== What the exercise asks ==
Your task is to repeat the entries exactly. Leave the pictures out.

Collected data:
'''
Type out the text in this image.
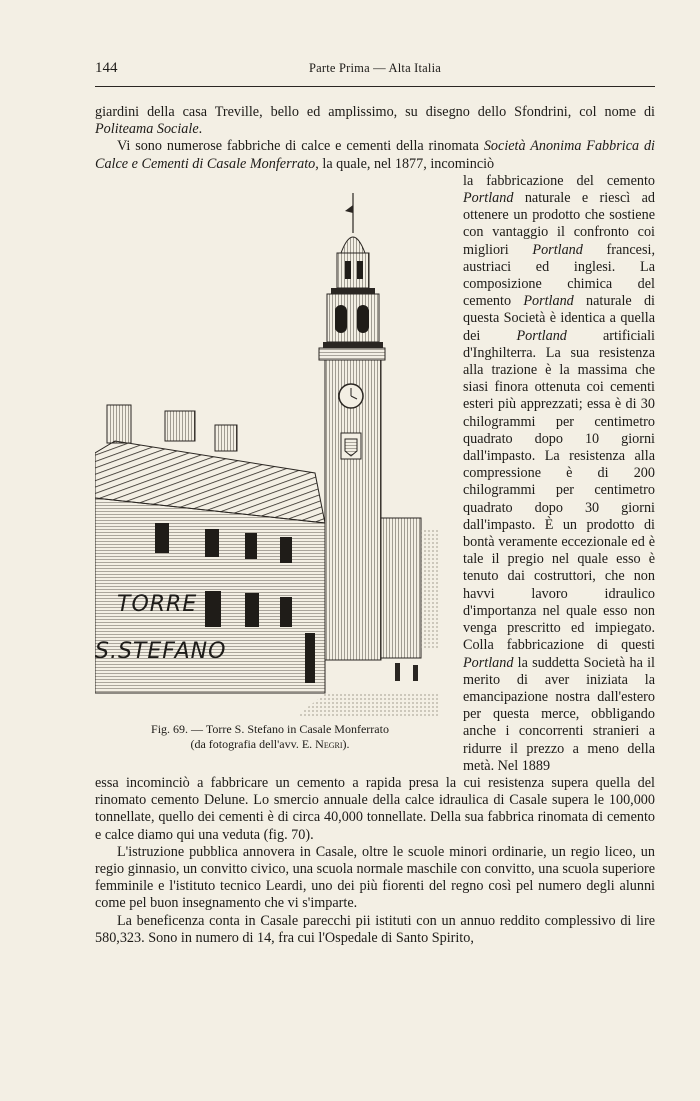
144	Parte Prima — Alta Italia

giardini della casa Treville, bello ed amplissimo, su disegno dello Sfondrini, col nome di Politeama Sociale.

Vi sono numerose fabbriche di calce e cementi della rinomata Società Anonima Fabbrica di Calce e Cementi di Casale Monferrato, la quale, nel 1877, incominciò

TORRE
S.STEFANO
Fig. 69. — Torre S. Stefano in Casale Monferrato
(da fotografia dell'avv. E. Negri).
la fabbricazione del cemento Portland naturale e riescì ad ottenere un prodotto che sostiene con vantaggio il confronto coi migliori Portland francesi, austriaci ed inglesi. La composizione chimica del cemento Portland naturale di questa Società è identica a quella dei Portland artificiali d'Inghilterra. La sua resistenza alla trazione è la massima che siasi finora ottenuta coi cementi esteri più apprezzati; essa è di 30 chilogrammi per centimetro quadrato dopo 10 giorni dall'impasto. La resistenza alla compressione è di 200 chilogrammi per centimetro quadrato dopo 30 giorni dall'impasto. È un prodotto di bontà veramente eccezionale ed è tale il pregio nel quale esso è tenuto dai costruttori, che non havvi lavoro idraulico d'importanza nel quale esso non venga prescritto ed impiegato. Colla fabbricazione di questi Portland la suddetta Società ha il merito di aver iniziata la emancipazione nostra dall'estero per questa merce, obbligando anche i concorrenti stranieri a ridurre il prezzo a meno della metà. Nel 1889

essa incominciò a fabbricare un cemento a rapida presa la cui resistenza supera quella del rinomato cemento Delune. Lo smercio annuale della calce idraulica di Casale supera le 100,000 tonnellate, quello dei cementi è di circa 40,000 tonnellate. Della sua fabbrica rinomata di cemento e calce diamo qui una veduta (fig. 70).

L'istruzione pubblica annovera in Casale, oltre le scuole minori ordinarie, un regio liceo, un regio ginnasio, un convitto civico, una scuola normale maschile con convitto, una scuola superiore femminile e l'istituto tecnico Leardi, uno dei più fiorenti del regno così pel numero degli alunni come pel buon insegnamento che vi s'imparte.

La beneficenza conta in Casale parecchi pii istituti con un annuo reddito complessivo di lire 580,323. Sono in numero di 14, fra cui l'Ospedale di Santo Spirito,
'''
== Solution to the problem ==
Type out the text in this image.
144	Parte Prima — Alta Italia

giardini della casa Treville, bello ed amplissimo, su disegno dello Sfondrini, col nome di Politeama Sociale.

Vi sono numerose fabbriche di calce e cementi della rinomata Società Anonima Fabbrica di Calce e Cementi di Casale Monferrato, la quale, nel 1877, incominciò

TORRE
S.STEFANO
Fig. 69. — Torre S. Stefano in Casale Monferrato
(da fotografia dell'avv. E. Negri).
la fabbricazione del cemento Portland naturale e riescì ad ottenere un prodotto che sostiene con vantaggio il confronto coi migliori Portland francesi, austriaci ed inglesi. La composizione chimica del cemento Portland naturale di questa Società è identica a quella dei Portland artificiali d'Inghilterra. La sua resistenza alla trazione è la massima che siasi finora ottenuta coi cementi esteri più apprezzati; essa è di 30 chilogrammi per centimetro quadrato dopo 10 giorni dall'impasto. La resistenza alla compressione è di 200 chilogrammi per centimetro quadrato dopo 30 giorni dall'impasto. È un prodotto di bontà veramente eccezionale ed è tale il pregio nel quale esso è tenuto dai costruttori, che non havvi lavoro idraulico d'importanza nel quale esso non venga prescritto ed impiegato. Colla fabbricazione di questi Portland la suddetta Società ha il merito di aver iniziata la emancipazione nostra dall'estero per questa merce, obbligando anche i concorrenti stranieri a ridurre il prezzo a meno della metà. Nel 1889

essa incominciò a fabbricare un cemento a rapida presa la cui resistenza supera quella del rinomato cemento Delune. Lo smercio annuale della calce idraulica di Casale supera le 100,000 tonnellate, quello dei cementi è di circa 40,000 tonnellate. Della sua fabbrica rinomata di cemento e calce diamo qui una veduta (fig. 70).

L'istruzione pubblica annovera in Casale, oltre le scuole minori ordinarie, un regio liceo, un regio ginnasio, un convitto civico, una scuola normale maschile con convitto, una scuola superiore femminile e l'istituto tecnico Leardi, uno dei più fiorenti del regno così pel numero degli alunni come pel buon insegnamento che vi s'imparte.

La beneficenza conta in Casale parecchi pii istituti con un annuo reddito complessivo di lire 580,323. Sono in numero di 14, fra cui l'Ospedale di Santo Spirito,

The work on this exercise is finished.